Entries taken from a collection:

(begin)

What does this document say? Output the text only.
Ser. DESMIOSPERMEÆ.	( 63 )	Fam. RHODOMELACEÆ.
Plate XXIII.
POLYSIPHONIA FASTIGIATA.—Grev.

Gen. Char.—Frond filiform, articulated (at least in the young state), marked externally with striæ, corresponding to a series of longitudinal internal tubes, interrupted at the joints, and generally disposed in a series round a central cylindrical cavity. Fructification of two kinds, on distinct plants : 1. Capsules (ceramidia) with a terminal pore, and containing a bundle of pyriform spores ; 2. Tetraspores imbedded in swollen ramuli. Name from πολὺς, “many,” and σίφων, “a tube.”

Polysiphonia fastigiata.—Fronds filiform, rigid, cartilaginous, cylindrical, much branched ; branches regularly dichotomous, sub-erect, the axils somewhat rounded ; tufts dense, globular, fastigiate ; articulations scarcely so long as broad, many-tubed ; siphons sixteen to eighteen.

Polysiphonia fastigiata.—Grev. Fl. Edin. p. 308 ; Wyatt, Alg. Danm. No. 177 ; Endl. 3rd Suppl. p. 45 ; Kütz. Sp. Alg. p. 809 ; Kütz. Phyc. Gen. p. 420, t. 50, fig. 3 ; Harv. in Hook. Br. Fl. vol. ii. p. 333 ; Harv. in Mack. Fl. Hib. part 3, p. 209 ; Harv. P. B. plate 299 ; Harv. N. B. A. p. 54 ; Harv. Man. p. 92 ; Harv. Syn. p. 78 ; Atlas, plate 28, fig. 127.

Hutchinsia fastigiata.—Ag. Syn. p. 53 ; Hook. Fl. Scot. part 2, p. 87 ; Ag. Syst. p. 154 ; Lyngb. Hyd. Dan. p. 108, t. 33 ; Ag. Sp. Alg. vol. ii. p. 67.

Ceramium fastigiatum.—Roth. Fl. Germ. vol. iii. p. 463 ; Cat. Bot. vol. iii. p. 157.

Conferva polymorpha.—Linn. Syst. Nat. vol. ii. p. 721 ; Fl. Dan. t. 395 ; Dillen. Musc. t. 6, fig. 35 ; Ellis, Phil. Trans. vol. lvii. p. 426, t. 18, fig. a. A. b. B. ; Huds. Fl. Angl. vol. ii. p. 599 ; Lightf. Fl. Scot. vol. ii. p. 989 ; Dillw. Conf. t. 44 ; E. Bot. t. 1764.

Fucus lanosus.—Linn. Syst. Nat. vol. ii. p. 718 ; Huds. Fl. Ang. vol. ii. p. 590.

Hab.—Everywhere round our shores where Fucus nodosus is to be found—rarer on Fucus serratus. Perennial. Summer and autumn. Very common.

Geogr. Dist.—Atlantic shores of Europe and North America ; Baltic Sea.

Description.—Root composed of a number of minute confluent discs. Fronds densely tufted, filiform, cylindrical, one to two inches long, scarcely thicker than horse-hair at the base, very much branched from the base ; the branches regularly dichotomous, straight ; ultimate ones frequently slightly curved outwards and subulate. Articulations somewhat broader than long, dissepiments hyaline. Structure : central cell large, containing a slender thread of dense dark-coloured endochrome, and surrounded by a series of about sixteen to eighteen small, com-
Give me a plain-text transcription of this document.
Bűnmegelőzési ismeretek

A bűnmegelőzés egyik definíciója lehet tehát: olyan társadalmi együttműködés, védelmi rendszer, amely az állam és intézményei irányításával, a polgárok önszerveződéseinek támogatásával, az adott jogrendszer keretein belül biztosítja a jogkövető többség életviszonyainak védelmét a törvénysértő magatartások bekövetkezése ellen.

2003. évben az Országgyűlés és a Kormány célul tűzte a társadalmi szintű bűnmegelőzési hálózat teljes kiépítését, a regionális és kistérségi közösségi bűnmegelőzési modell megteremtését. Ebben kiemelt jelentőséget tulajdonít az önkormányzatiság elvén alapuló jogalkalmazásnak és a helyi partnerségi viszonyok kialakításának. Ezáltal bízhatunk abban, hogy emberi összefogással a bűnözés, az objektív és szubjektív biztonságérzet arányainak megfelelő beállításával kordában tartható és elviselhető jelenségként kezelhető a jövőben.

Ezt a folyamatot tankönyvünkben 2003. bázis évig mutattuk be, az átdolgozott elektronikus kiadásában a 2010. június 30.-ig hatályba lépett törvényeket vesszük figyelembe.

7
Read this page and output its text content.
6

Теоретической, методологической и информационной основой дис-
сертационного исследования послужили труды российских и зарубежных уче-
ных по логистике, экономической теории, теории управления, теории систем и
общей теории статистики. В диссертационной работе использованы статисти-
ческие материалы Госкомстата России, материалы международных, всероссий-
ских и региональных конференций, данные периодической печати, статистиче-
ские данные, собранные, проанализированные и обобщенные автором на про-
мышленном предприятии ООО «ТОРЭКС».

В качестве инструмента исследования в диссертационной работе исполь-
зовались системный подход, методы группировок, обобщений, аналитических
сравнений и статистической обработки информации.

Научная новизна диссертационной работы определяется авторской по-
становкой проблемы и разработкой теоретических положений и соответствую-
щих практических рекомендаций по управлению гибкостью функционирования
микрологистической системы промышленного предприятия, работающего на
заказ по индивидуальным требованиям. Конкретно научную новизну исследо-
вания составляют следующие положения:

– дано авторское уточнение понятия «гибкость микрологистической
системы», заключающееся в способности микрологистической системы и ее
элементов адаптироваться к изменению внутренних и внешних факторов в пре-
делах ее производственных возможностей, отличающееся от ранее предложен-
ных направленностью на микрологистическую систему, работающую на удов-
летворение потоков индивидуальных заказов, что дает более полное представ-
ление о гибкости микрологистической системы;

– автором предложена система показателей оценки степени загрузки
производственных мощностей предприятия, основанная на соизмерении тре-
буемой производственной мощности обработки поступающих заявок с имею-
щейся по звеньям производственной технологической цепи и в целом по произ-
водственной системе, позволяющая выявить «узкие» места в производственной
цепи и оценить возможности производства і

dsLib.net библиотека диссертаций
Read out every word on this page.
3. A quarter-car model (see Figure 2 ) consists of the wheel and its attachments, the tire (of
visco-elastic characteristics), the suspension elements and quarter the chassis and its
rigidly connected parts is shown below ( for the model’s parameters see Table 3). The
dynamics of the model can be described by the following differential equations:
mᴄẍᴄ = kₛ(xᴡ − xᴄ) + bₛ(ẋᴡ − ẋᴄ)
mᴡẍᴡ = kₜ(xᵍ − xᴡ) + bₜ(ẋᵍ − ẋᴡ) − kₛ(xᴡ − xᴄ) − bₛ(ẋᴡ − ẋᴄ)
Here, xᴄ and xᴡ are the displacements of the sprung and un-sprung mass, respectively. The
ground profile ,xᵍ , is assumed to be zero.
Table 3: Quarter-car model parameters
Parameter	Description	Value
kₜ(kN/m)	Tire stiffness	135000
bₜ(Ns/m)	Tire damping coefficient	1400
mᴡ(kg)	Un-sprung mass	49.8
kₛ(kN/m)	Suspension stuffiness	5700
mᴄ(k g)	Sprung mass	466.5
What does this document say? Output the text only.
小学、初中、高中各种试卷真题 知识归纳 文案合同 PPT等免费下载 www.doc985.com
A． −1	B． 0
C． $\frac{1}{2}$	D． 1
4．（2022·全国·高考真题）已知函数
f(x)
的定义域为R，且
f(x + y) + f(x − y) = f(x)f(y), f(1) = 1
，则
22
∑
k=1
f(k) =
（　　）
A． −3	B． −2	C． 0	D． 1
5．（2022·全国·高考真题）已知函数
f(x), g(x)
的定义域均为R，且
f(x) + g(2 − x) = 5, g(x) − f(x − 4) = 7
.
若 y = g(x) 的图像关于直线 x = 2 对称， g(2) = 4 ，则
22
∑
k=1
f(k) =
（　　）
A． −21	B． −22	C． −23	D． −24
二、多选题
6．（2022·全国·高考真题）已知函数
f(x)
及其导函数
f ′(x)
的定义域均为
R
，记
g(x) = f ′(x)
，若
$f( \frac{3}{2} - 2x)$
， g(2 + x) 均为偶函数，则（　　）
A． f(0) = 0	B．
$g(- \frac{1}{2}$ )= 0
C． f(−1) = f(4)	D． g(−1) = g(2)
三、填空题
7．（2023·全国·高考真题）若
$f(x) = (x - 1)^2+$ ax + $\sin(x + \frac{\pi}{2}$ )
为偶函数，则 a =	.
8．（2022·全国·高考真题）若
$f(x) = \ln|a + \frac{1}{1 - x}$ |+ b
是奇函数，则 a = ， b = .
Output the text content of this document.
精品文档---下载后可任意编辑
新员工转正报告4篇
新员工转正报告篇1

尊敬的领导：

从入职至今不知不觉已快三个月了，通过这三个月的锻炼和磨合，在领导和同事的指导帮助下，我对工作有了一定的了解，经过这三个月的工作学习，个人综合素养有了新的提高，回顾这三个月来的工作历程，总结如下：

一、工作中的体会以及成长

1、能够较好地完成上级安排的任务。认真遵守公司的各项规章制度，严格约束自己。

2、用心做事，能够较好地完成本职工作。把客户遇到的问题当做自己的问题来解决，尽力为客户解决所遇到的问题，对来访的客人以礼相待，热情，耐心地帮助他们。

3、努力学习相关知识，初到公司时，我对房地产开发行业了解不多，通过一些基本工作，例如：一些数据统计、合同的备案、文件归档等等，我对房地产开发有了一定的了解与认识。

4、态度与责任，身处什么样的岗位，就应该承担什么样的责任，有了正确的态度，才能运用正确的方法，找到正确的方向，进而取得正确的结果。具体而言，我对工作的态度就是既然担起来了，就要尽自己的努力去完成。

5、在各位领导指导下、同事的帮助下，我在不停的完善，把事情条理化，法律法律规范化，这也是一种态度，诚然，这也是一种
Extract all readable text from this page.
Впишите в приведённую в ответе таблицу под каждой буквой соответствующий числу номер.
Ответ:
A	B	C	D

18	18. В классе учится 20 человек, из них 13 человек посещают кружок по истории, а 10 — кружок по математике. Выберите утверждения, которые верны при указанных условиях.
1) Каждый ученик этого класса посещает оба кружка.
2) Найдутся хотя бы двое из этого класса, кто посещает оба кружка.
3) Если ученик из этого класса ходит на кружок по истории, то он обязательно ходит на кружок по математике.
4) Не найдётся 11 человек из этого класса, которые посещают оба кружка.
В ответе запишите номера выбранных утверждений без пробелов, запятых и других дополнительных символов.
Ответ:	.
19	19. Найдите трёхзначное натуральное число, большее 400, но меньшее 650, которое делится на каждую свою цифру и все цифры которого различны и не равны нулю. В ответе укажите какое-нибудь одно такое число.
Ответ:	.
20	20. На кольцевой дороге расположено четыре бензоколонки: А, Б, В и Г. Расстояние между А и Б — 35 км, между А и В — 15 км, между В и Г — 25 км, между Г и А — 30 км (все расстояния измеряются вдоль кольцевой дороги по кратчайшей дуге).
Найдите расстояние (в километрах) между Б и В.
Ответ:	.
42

(end)

» **Task details**:
From the listing above, pick out each line where the word "dichotomous" appears.

» **Answer in full**:
Polysiphonia fastigiata.—Fronds filiform, rigid, cartilaginous, cylindrical, much branched ; branches regularly dichotomous, sub-erect, the axils somewhat rounded ; tufts dense, globular, fastigiate ; articulations scarcely so long as broad, many-tubed ; siphons sixteen to eighteen.
Description.—Root composed of a number of minute confluent discs. Fronds densely tufted, filiform, cylindrical, one to two inches long, scarcely thicker than horse-hair at the base, very much branched from the base ; the branches regularly dichotomous, straight ; ultimate ones frequently slightly curved outwards and subulate. Articulations somewhat broader than long, dissepiments hyaline. Structure : central cell large, containing a slender thread of dense dark-coloured endochrome, and surrounded by a series of about sixteen to eighteen small, com-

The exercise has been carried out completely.